» **What the task asks**:
Reproduce all the entries exactly and keep the pictures out.

» **Excerpted data**:

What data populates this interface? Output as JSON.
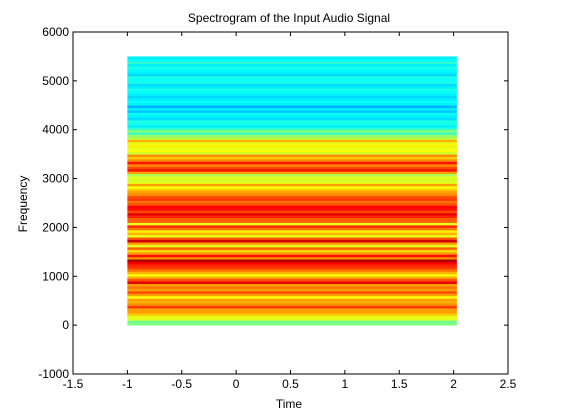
{
  "chart_data": {
    "type": "heatmap",
    "title": "Spectrogram of the Input Audio Signal",
    "xlabel": "Time",
    "ylabel": "Frequency",
    "xlim": [
      -1.5,
      2.5
    ],
    "ylim": [
      -1000,
      6000
    ],
    "xticks": [
      -1.5,
      -1,
      -0.5,
      0,
      0.5,
      1,
      1.5,
      2,
      2.5
    ],
    "yticks": [
      -1000,
      0,
      1000,
      2000,
      3000,
      4000,
      5000,
      6000
    ],
    "xtick_labels": [
      "-1.5",
      "-1",
      "-0.5",
      "0",
      "0.5",
      "1",
      "1.5",
      "2",
      "2.5"
    ],
    "ytick_labels": [
      "-1000",
      "0",
      "1000",
      "2000",
      "3000",
      "4000",
      "5000",
      "6000"
    ],
    "grid": false,
    "colormap": "jet",
    "image_x_range": [
      -1.0,
      2.03
    ],
    "image_y_range": [
      0,
      5500
    ],
    "intensity": [
      0.5,
      0.48,
      0.6,
      0.6,
      0.68,
      0.72,
      0.72,
      0.82,
      0.74,
      0.7,
      0.72,
      0.62,
      0.72,
      0.8,
      0.72,
      0.76,
      0.72,
      0.9,
      0.8,
      0.72,
      0.62,
      0.7,
      0.76,
      0.82,
      0.84,
      0.88,
      0.96,
      0.74,
      0.86,
      0.72,
      0.66,
      0.78,
      0.6,
      0.72,
      0.92,
      0.8,
      0.6,
      0.7,
      0.64,
      0.76,
      0.84,
      0.6,
      0.78,
      0.78,
      0.84,
      0.9,
      0.8,
      0.86,
      0.88,
      0.8,
      0.76,
      0.82,
      0.8,
      0.74,
      0.72,
      0.68,
      0.62,
      0.72,
      0.6,
      0.58,
      0.6,
      0.54,
      0.72,
      0.86,
      0.8,
      0.74,
      0.86,
      0.74,
      0.68,
      0.74,
      0.58,
      0.62,
      0.6,
      0.64,
      0.6,
      0.7,
      0.56,
      0.52,
      0.44,
      0.5,
      0.42,
      0.36,
      0.4,
      0.4,
      0.34,
      0.36,
      0.38,
      0.32,
      0.36,
      0.3,
      0.36,
      0.38,
      0.36,
      0.34,
      0.36,
      0.38,
      0.4,
      0.36,
      0.34,
      0.4,
      0.38,
      0.4,
      0.34,
      0.36,
      0.38,
      0.4,
      0.36,
      0.42,
      0.38,
      0.36
    ],
    "colors": {
      "background": "#ffffff",
      "axes": "#000000"
    }
  }
}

» **The completed task**:
What data populates this interface? Output as JSON.
{
  "chart_data": {
    "type": "heatmap",
    "title": "Spectrogram of the Input Audio Signal",
    "xlabel": "Time",
    "ylabel": "Frequency",
    "xlim": [
      -1.5,
      2.5
    ],
    "ylim": [
      -1000,
      6000
    ],
    "xticks": [
      -1.5,
      -1,
      -0.5,
      0,
      0.5,
      1,
      1.5,
      2,
      2.5
    ],
    "yticks": [
      -1000,
      0,
      1000,
      2000,
      3000,
      4000,
      5000,
      6000
    ],
    "xtick_labels": [
      "-1.5",
      "-1",
      "-0.5",
      "0",
      "0.5",
      "1",
      "1.5",
      "2",
      "2.5"
    ],
    "ytick_labels": [
      "-1000",
      "0",
      "1000",
      "2000",
      "3000",
      "4000",
      "5000",
      "6000"
    ],
    "grid": false,
    "colormap": "jet",
    "image_x_range": [
      -1.0,
      2.03
    ],
    "image_y_range": [
      0,
      5500
    ],
    "intensity": [
      0.5,
      0.48,
      0.6,
      0.6,
      0.68,
      0.72,
      0.72,
      0.82,
      0.74,
      0.7,
      0.72,
      0.62,
      0.72,
      0.8,
      0.72,
      0.76,
      0.72,
      0.9,
      0.8,
      0.72,
      0.62,
      0.7,
      0.76,
      0.82,
      0.84,
      0.88,
      0.96,
      0.74,
      0.86,
      0.72,
      0.66,
      0.78,
      0.6,
      0.72,
      0.92,
      0.8,
      0.6,
      0.7,
      0.64,
      0.76,
      0.84,
      0.6,
      0.78,
      0.78,
      0.84,
      0.9,
      0.8,
      0.86,
      0.88,
      0.8,
      0.76,
      0.82,
      0.8,
      0.74,
      0.72,
      0.68,
      0.62,
      0.72,
      0.6,
      0.58,
      0.6,
      0.54,
      0.72,
      0.86,
      0.8,
      0.74,
      0.86,
      0.74,
      0.68,
      0.74,
      0.58,
      0.62,
      0.6,
      0.64,
      0.6,
      0.7,
      0.56,
      0.52,
      0.44,
      0.5,
      0.42,
      0.36,
      0.4,
      0.4,
      0.34,
      0.36,
      0.38,
      0.32,
      0.36,
      0.3,
      0.36,
      0.38,
      0.36,
      0.34,
      0.36,
      0.38,
      0.4,
      0.36,
      0.34,
      0.4,
      0.38,
      0.4,
      0.34,
      0.36,
      0.38,
      0.4,
      0.36,
      0.42,
      0.38,
      0.36
    ],
    "colors": {
      "background": "#ffffff",
      "axes": "#000000"
    }
  }
}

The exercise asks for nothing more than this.